Records provided:
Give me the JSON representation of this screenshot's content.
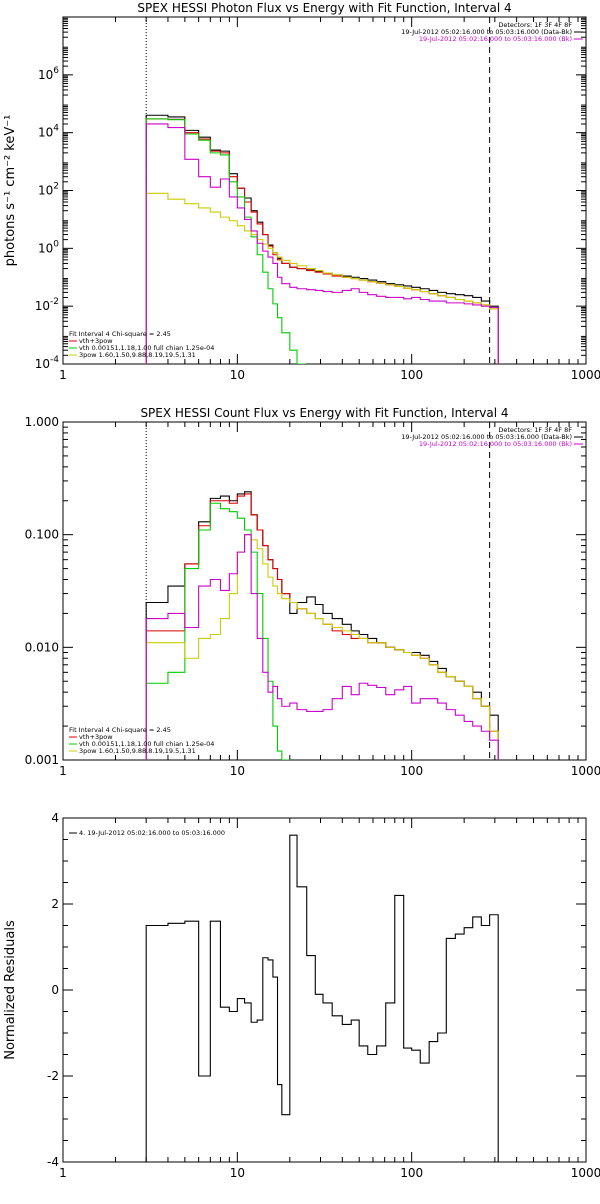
{
  "chart_data": [
    {
      "type": "line",
      "title": "SPEX HESSI Photon Flux vs Energy with Fit Function, Interval 4",
      "xlabel": "",
      "ylabel": "photons s⁻¹ cm⁻² keV⁻¹",
      "xscale": "log",
      "yscale": "log",
      "xlim": [
        1,
        1000
      ],
      "ylim": [
        0.0001,
        100000000
      ],
      "xticks": [
        "1",
        "10",
        "100",
        "1000"
      ],
      "yticks": [
        "10⁻⁴",
        "10⁻²",
        "10⁰",
        "10²",
        "10⁴",
        "10⁶"
      ],
      "vlines": [
        {
          "x": 3,
          "style": "dotted"
        },
        {
          "x": 280,
          "style": "dashed"
        }
      ],
      "info_right": [
        {
          "text": "Detectors: 1F 3F 4F 8F",
          "color": "#000000"
        },
        {
          "text": "19-Jul-2012 05:02:16.000 to 05:03:16.000 (Data-Bk)",
          "color": "#000000"
        },
        {
          "text": "19-Jul-2012 05:02:16.000 to 05:03:16.000 (Bk)",
          "color": "#cc00cc"
        }
      ],
      "info_left": [
        {
          "text": "Fit Interval 4   Chi-square = 2.45",
          "color": "#000000"
        },
        {
          "text": "vth+3pow",
          "color": "#dd0000"
        },
        {
          "text": "vth 0.00151,1.18,1.00  full chian 1.25e-04",
          "color": "#00cc00"
        },
        {
          "text": "3pow 1.60,1.50,9.88,8.19,19.5,1.31",
          "color": "#cccc00"
        }
      ],
      "series": [
        {
          "name": "Data-Bk",
          "color": "#000000",
          "step": true,
          "x": [
            3,
            4,
            5,
            6,
            7,
            8,
            9,
            10,
            11,
            12,
            13,
            14,
            15,
            16,
            17,
            18,
            20,
            22,
            25,
            28,
            31,
            35,
            40,
            45,
            50,
            56,
            63,
            71,
            80,
            90,
            100,
            112,
            126,
            141,
            158,
            178,
            200,
            224,
            251,
            280
          ],
          "y": [
            40000,
            35000,
            12000,
            7000,
            2500,
            2300,
            380,
            120,
            55,
            20,
            8,
            3,
            1.3,
            0.7,
            0.45,
            0.3,
            0.22,
            0.2,
            0.18,
            0.16,
            0.14,
            0.12,
            0.11,
            0.1,
            0.09,
            0.08,
            0.07,
            0.06,
            0.055,
            0.05,
            0.045,
            0.04,
            0.035,
            0.03,
            0.027,
            0.025,
            0.023,
            0.02,
            0.015,
            0.01
          ]
        },
        {
          "name": "vth+3pow",
          "color": "#dd0000",
          "step": true,
          "x": [
            3,
            4,
            5,
            6,
            7,
            8,
            9,
            10,
            11,
            12,
            13,
            14,
            15,
            16,
            17,
            18,
            20,
            22,
            25,
            28,
            31,
            35,
            40,
            45,
            50,
            56,
            63,
            71,
            80,
            90,
            100,
            112,
            126,
            141,
            158,
            178,
            200,
            224,
            251,
            280
          ],
          "y": [
            30000,
            29000,
            10000,
            6000,
            2300,
            2000,
            300,
            120,
            40,
            18,
            7,
            3,
            1.2,
            0.6,
            0.4,
            0.3,
            0.22,
            0.2,
            0.17,
            0.15,
            0.13,
            0.11,
            0.1,
            0.09,
            0.08,
            0.07,
            0.062,
            0.055,
            0.048,
            0.042,
            0.037,
            0.032,
            0.027,
            0.023,
            0.02,
            0.017,
            0.015,
            0.013,
            0.011,
            0.008
          ]
        },
        {
          "name": "vth",
          "color": "#00cc00",
          "step": true,
          "x": [
            3,
            4,
            5,
            6,
            7,
            8,
            9,
            10,
            11,
            12,
            13,
            14,
            15,
            16,
            17,
            18,
            20,
            22
          ],
          "y": [
            30000,
            28000,
            9000,
            5500,
            2000,
            1700,
            200,
            60,
            12,
            2.5,
            0.6,
            0.15,
            0.04,
            0.012,
            0.004,
            0.0012,
            0.0003,
            9e-05
          ]
        },
        {
          "name": "3pow",
          "color": "#cccc00",
          "step": true,
          "x": [
            3,
            4,
            5,
            6,
            7,
            8,
            9,
            10,
            11,
            12,
            13,
            14,
            15,
            16,
            17,
            18,
            20,
            22,
            25,
            28,
            31,
            35,
            40,
            45,
            50,
            56,
            63,
            71,
            80,
            90,
            100,
            112,
            126,
            141,
            158,
            178,
            200,
            224,
            251,
            280
          ],
          "y": [
            80,
            50,
            35,
            25,
            18,
            12,
            9,
            6,
            4,
            3,
            2,
            1.4,
            1,
            0.7,
            0.5,
            0.38,
            0.3,
            0.25,
            0.2,
            0.17,
            0.14,
            0.12,
            0.1,
            0.09,
            0.08,
            0.07,
            0.062,
            0.055,
            0.048,
            0.042,
            0.037,
            0.032,
            0.027,
            0.023,
            0.02,
            0.017,
            0.015,
            0.013,
            0.011,
            0.008
          ]
        },
        {
          "name": "Bk",
          "color": "#cc00cc",
          "step": true,
          "x": [
            3,
            4,
            5,
            6,
            7,
            8,
            9,
            10,
            11,
            12,
            13,
            14,
            15,
            16,
            17,
            18,
            20,
            22,
            25,
            28,
            31,
            35,
            40,
            45,
            50,
            56,
            63,
            71,
            80,
            90,
            100,
            112,
            126,
            141,
            158,
            178,
            200,
            224,
            251,
            280
          ],
          "y": [
            20000,
            15000,
            1200,
            300,
            130,
            250,
            60,
            25,
            10,
            4,
            1.5,
            0.8,
            0.5,
            0.3,
            0.1,
            0.06,
            0.045,
            0.04,
            0.037,
            0.035,
            0.032,
            0.03,
            0.035,
            0.04,
            0.03,
            0.025,
            0.022,
            0.02,
            0.02,
            0.018,
            0.02,
            0.017,
            0.015,
            0.015,
            0.013,
            0.013,
            0.012,
            0.011,
            0.01,
            0.009
          ]
        }
      ]
    },
    {
      "type": "line",
      "title": "SPEX HESSI Count Flux vs Energy with Fit Function, Interval 4",
      "xlabel": "",
      "ylabel": "",
      "xscale": "log",
      "yscale": "log",
      "xlim": [
        1,
        1000
      ],
      "ylim": [
        0.001,
        1.0
      ],
      "xticks": [
        "1",
        "10",
        "100",
        "1000"
      ],
      "yticks": [
        "0.001",
        "0.010",
        "0.100",
        "1.000"
      ],
      "vlines": [
        {
          "x": 3,
          "style": "dotted"
        },
        {
          "x": 280,
          "style": "dashed"
        }
      ],
      "info_right": [
        {
          "text": "Detectors: 1F 3F 4F 8F",
          "color": "#000000"
        },
        {
          "text": "19-Jul-2012 05:02:16.000 to 05:03:16.000 (Data-Bk)",
          "color": "#000000"
        },
        {
          "text": "19-Jul-2012 05:02:16.000 to 05:03:16.000 (Bk)",
          "color": "#cc00cc"
        }
      ],
      "info_left": [
        {
          "text": "Fit Interval 4   Chi-square = 2.45",
          "color": "#000000"
        },
        {
          "text": "vth+3pow",
          "color": "#dd0000"
        },
        {
          "text": "vth 0.00151,1.18,1.00  full chian 1.25e-04",
          "color": "#00cc00"
        },
        {
          "text": "3pow 1.60,1.50,9.88,8.19,19.5,1.31",
          "color": "#cccc00"
        }
      ],
      "series": [
        {
          "name": "Data-Bk",
          "color": "#000000",
          "step": true,
          "x": [
            3,
            4,
            5,
            6,
            7,
            8,
            9,
            10,
            11,
            12,
            13,
            14,
            15,
            16,
            17,
            18,
            20,
            22,
            25,
            28,
            31,
            35,
            40,
            45,
            50,
            56,
            63,
            71,
            80,
            90,
            100,
            112,
            126,
            141,
            158,
            178,
            200,
            224,
            251,
            280
          ],
          "y": [
            0.025,
            0.035,
            0.055,
            0.13,
            0.21,
            0.22,
            0.2,
            0.23,
            0.24,
            0.15,
            0.11,
            0.08,
            0.06,
            0.05,
            0.04,
            0.03,
            0.02,
            0.025,
            0.028,
            0.024,
            0.02,
            0.018,
            0.016,
            0.014,
            0.013,
            0.012,
            0.011,
            0.01,
            0.0095,
            0.009,
            0.009,
            0.0085,
            0.0075,
            0.0065,
            0.0055,
            0.005,
            0.0045,
            0.004,
            0.003,
            0.0025
          ]
        },
        {
          "name": "vth+3pow",
          "color": "#dd0000",
          "step": true,
          "x": [
            3,
            4,
            5,
            6,
            7,
            8,
            9,
            10,
            11,
            12,
            13,
            14,
            15,
            16,
            17,
            18,
            20,
            22,
            25,
            28,
            31,
            35,
            40,
            45,
            50,
            56,
            63,
            71,
            80,
            90,
            100,
            112,
            126,
            141,
            158,
            178,
            200,
            224,
            251,
            280
          ],
          "y": [
            0.014,
            0.014,
            0.055,
            0.12,
            0.2,
            0.2,
            0.19,
            0.22,
            0.23,
            0.15,
            0.11,
            0.08,
            0.06,
            0.05,
            0.04,
            0.03,
            0.025,
            0.022,
            0.02,
            0.018,
            0.016,
            0.014,
            0.013,
            0.012,
            0.012,
            0.011,
            0.011,
            0.01,
            0.0095,
            0.009,
            0.0085,
            0.008,
            0.007,
            0.006,
            0.0055,
            0.005,
            0.0045,
            0.0035,
            0.003,
            0.0018
          ]
        },
        {
          "name": "vth",
          "color": "#00cc00",
          "step": true,
          "x": [
            3,
            4,
            5,
            6,
            7,
            8,
            9,
            10,
            11,
            12,
            13,
            14,
            15,
            16,
            17,
            18
          ],
          "y": [
            0.0048,
            0.006,
            0.05,
            0.11,
            0.19,
            0.17,
            0.16,
            0.14,
            0.11,
            0.07,
            0.03,
            0.012,
            0.005,
            0.002,
            0.0012,
            0.001
          ]
        },
        {
          "name": "3pow",
          "color": "#cccc00",
          "step": true,
          "x": [
            3,
            4,
            5,
            6,
            7,
            8,
            9,
            10,
            11,
            12,
            13,
            14,
            15,
            16,
            17,
            18,
            20,
            22,
            25,
            28,
            31,
            35,
            40,
            45,
            50,
            56,
            63,
            71,
            80,
            90,
            100,
            112,
            126,
            141,
            158,
            178,
            200,
            224,
            251,
            280
          ],
          "y": [
            0.011,
            0.011,
            0.008,
            0.012,
            0.013,
            0.018,
            0.03,
            0.07,
            0.1,
            0.09,
            0.075,
            0.055,
            0.042,
            0.035,
            0.03,
            0.027,
            0.025,
            0.022,
            0.02,
            0.018,
            0.016,
            0.015,
            0.014,
            0.013,
            0.012,
            0.011,
            0.011,
            0.01,
            0.0095,
            0.009,
            0.0085,
            0.008,
            0.007,
            0.006,
            0.0055,
            0.005,
            0.0045,
            0.0035,
            0.003,
            0.0018
          ]
        },
        {
          "name": "Bk",
          "color": "#cc00cc",
          "step": true,
          "x": [
            3,
            4,
            5,
            6,
            7,
            8,
            9,
            10,
            11,
            12,
            13,
            14,
            15,
            16,
            17,
            18,
            20,
            22,
            25,
            28,
            31,
            35,
            40,
            45,
            50,
            56,
            63,
            71,
            80,
            90,
            100,
            112,
            126,
            141,
            158,
            178,
            200,
            224,
            251,
            280
          ],
          "y": [
            0.018,
            0.02,
            0.015,
            0.035,
            0.04,
            0.032,
            0.045,
            0.07,
            0.1,
            0.03,
            0.012,
            0.006,
            0.004,
            0.0045,
            0.0035,
            0.003,
            0.0032,
            0.0028,
            0.0027,
            0.0027,
            0.0028,
            0.0035,
            0.0045,
            0.0038,
            0.0048,
            0.0046,
            0.0044,
            0.0038,
            0.0042,
            0.0045,
            0.0032,
            0.0035,
            0.0035,
            0.0032,
            0.0028,
            0.0025,
            0.0022,
            0.002,
            0.0018,
            0.0015
          ]
        }
      ]
    },
    {
      "type": "line",
      "title": "",
      "xlabel": "",
      "ylabel": "Normalized Residuals",
      "xscale": "log",
      "yscale": "linear",
      "xlim": [
        1,
        1000
      ],
      "ylim": [
        -4,
        4
      ],
      "xticks": [
        "1",
        "10",
        "100",
        "1000"
      ],
      "yticks": [
        "-4",
        "-2",
        "0",
        "2",
        "4"
      ],
      "legend": "4. 19-Jul-2012 05:02:16.000 to 05:03:16.000",
      "series": [
        {
          "name": "4. 19-Jul-2012 05:02:16.000 to 05:03:16.000",
          "color": "#000000",
          "step": true,
          "x": [
            3,
            4,
            5,
            6,
            7,
            8,
            9,
            10,
            11,
            12,
            13,
            14,
            15,
            16,
            17,
            18,
            20,
            22,
            25,
            28,
            31,
            35,
            40,
            45,
            50,
            56,
            63,
            71,
            80,
            90,
            100,
            112,
            126,
            141,
            158,
            178,
            200,
            224,
            251,
            280
          ],
          "y": [
            1.5,
            1.55,
            1.6,
            -2.0,
            1.6,
            -0.4,
            -0.5,
            -0.2,
            -0.3,
            -0.75,
            -0.7,
            0.75,
            0.7,
            0.3,
            -2.2,
            -2.9,
            3.6,
            2.4,
            0.8,
            -0.1,
            -0.3,
            -0.6,
            -0.8,
            -0.7,
            -1.3,
            -1.5,
            -1.3,
            -0.3,
            2.2,
            -1.35,
            -1.4,
            -1.7,
            -1.2,
            -1.0,
            1.2,
            1.3,
            1.45,
            1.7,
            1.5,
            1.75
          ]
        }
      ]
    }
  ]
}
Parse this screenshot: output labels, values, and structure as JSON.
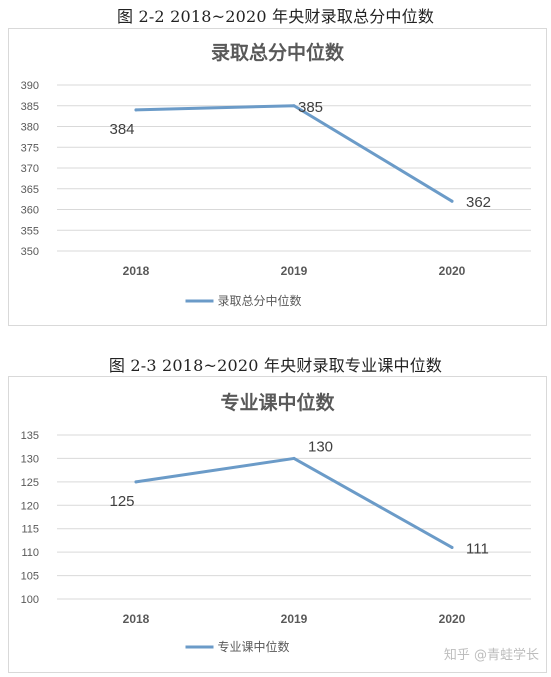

Instructions for the task:
Find every line holding the word "with"; give their count and nothing else.

Solution for this exercise:
2